>> START Exercise data
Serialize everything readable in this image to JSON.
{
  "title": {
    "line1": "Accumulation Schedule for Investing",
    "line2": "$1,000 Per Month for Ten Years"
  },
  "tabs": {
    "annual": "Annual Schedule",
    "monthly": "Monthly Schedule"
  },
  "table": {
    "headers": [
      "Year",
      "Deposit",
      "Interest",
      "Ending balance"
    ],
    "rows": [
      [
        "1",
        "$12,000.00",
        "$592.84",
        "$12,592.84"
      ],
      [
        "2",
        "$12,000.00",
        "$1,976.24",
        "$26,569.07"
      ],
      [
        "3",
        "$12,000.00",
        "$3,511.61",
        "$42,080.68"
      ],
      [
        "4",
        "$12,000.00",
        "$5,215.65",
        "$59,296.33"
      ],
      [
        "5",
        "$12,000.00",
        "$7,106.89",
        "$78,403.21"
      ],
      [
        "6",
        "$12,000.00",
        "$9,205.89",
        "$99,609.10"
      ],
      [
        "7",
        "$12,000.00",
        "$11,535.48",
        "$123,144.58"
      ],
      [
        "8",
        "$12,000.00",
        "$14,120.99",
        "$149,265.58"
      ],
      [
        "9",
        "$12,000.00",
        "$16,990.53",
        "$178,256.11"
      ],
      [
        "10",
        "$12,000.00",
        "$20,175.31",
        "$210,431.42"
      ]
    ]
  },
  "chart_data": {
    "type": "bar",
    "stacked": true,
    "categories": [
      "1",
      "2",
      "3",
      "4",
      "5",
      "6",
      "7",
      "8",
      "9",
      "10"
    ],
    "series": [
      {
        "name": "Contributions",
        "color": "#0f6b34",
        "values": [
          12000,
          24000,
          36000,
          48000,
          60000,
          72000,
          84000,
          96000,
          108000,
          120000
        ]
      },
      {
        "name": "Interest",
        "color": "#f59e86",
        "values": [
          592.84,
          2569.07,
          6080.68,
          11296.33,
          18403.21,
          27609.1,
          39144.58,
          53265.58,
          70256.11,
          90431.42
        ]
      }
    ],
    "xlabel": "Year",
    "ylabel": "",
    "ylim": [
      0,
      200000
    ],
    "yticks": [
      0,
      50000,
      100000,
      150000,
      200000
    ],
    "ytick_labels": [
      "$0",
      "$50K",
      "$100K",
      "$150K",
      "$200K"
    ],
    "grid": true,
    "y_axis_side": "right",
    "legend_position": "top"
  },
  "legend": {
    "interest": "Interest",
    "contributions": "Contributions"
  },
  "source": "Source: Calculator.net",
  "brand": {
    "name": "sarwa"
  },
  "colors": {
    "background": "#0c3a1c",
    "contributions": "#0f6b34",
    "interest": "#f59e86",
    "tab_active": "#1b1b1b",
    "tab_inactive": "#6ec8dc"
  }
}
>> END Exercise data
Aim of the task: Search the entries for the string "Schedule" and collect each line that has it.

Final result:
    "line1": "Accumulation Schedule for Investing",
    "annual": "Annual Schedule",
    "monthly": "Monthly Schedule"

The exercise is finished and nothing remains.